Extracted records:

-------------------------

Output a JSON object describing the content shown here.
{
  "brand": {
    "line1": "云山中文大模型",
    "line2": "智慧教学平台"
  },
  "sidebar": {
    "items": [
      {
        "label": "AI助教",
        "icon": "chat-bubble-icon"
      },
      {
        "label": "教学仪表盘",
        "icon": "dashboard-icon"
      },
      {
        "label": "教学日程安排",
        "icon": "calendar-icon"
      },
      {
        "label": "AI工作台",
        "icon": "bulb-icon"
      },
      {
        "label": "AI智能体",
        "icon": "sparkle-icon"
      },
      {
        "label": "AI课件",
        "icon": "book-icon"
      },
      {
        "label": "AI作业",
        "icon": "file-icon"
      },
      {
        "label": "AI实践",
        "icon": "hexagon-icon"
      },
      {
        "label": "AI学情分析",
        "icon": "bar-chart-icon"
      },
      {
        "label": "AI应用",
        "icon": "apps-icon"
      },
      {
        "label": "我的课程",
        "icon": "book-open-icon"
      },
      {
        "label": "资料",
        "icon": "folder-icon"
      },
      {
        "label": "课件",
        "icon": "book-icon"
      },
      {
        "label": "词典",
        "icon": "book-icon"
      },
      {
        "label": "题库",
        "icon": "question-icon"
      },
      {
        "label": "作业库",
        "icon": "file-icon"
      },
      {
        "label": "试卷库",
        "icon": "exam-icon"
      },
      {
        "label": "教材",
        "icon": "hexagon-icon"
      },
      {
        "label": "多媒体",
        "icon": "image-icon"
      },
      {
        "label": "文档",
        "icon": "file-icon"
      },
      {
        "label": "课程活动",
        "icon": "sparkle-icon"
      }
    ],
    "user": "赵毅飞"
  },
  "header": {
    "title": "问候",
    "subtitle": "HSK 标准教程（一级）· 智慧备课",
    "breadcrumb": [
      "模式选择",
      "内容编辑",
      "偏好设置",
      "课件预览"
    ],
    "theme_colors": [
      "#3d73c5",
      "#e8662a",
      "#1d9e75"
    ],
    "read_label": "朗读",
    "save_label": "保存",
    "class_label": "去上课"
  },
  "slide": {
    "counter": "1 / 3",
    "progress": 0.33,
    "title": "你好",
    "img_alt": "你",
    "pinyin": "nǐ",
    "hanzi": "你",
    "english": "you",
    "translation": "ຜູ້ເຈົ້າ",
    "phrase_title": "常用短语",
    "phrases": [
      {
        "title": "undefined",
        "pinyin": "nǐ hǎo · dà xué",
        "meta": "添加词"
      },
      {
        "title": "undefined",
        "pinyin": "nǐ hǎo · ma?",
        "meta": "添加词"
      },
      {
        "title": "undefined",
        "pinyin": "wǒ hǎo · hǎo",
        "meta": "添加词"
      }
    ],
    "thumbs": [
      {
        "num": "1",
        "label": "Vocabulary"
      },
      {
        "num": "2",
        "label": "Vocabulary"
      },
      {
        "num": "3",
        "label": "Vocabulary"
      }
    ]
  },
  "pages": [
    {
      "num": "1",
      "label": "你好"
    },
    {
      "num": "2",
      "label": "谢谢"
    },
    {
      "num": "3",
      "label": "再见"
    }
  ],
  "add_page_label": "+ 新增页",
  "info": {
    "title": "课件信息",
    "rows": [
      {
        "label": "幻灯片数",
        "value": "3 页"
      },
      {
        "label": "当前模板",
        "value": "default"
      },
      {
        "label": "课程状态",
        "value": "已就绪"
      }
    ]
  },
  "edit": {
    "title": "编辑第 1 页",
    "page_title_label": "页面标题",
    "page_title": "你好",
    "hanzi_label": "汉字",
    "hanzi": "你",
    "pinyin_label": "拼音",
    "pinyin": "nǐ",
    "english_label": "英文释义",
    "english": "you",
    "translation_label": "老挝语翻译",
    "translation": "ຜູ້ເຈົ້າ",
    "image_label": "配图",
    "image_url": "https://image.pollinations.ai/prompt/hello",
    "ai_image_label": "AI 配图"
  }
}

-------------------------

Instructions to follow:
All entries must be repeated verbatim.

Exercise output:
Output a JSON object describing the content shown here.
{
  "brand": {
    "line1": "云山中文大模型",
    "line2": "智慧教学平台"
  },
  "sidebar": {
    "items": [
      {
        "label": "AI助教",
        "icon": "chat-bubble-icon"
      },
      {
        "label": "教学仪表盘",
        "icon": "dashboard-icon"
      },
      {
        "label": "教学日程安排",
        "icon": "calendar-icon"
      },
      {
        "label": "AI工作台",
        "icon": "bulb-icon"
      },
      {
        "label": "AI智能体",
        "icon": "sparkle-icon"
      },
      {
        "label": "AI课件",
        "icon": "book-icon"
      },
      {
        "label": "AI作业",
        "icon": "file-icon"
      },
      {
        "label": "AI实践",
        "icon": "hexagon-icon"
      },
      {
        "label": "AI学情分析",
        "icon": "bar-chart-icon"
      },
      {
        "label": "AI应用",
        "icon": "apps-icon"
      },
      {
        "label": "我的课程",
        "icon": "book-open-icon"
      },
      {
        "label": "资料",
        "icon": "folder-icon"
      },
      {
        "label": "课件",
        "icon": "book-icon"
      },
      {
        "label": "词典",
        "icon": "book-icon"
      },
      {
        "label": "题库",
        "icon": "question-icon"
      },
      {
        "label": "作业库",
        "icon": "file-icon"
      },
      {
        "label": "试卷库",
        "icon": "exam-icon"
      },
      {
        "label": "教材",
        "icon": "hexagon-icon"
      },
      {
        "label": "多媒体",
        "icon": "image-icon"
      },
      {
        "label": "文档",
        "icon": "file-icon"
      },
      {
        "label": "课程活动",
        "icon": "sparkle-icon"
      }
    ],
    "user": "赵毅飞"
  },
  "header": {
    "title": "问候",
    "subtitle": "HSK 标准教程（一级）· 智慧备课",
    "breadcrumb": [
      "模式选择",
      "内容编辑",
      "偏好设置",
      "课件预览"
    ],
    "theme_colors": [
      "#3d73c5",
      "#e8662a",
      "#1d9e75"
    ],
    "read_label": "朗读",
    "save_label": "保存",
    "class_label": "去上课"
  },
  "slide": {
    "counter": "1 / 3",
    "progress": 0.33,
    "title": "你好",
    "img_alt": "你",
    "pinyin": "nǐ",
    "hanzi": "你",
    "english": "you",
    "translation": "ຜູ້ເຈົ້າ",
    "phrase_title": "常用短语",
    "phrases": [
      {
        "title": "undefined",
        "pinyin": "nǐ hǎo · dà xué",
        "meta": "添加词"
      },
      {
        "title": "undefined",
        "pinyin": "nǐ hǎo · ma?",
        "meta": "添加词"
      },
      {
        "title": "undefined",
        "pinyin": "wǒ hǎo · hǎo",
        "meta": "添加词"
      }
    ],
    "thumbs": [
      {
        "num": "1",
        "label": "Vocabulary"
      },
      {
        "num": "2",
        "label": "Vocabulary"
      },
      {
        "num": "3",
        "label": "Vocabulary"
      }
    ]
  },
  "pages": [
    {
      "num": "1",
      "label": "你好"
    },
    {
      "num": "2",
      "label": "谢谢"
    },
    {
      "num": "3",
      "label": "再见"
    }
  ],
  "add_page_label": "+ 新增页",
  "info": {
    "title": "课件信息",
    "rows": [
      {
        "label": "幻灯片数",
        "value": "3 页"
      },
      {
        "label": "当前模板",
        "value": "default"
      },
      {
        "label": "课程状态",
        "value": "已就绪"
      }
    ]
  },
  "edit": {
    "title": "编辑第 1 页",
    "page_title_label": "页面标题",
    "page_title": "你好",
    "hanzi_label": "汉字",
    "hanzi": "你",
    "pinyin_label": "拼音",
    "pinyin": "nǐ",
    "english_label": "英文释义",
    "english": "you",
    "translation_label": "老挝语翻译",
    "translation": "ຜູ້ເຈົ້າ",
    "image_label": "配图",
    "image_url": "https://image.pollinations.ai/prompt/hello",
    "ai_image_label": "AI 配图"
  }
}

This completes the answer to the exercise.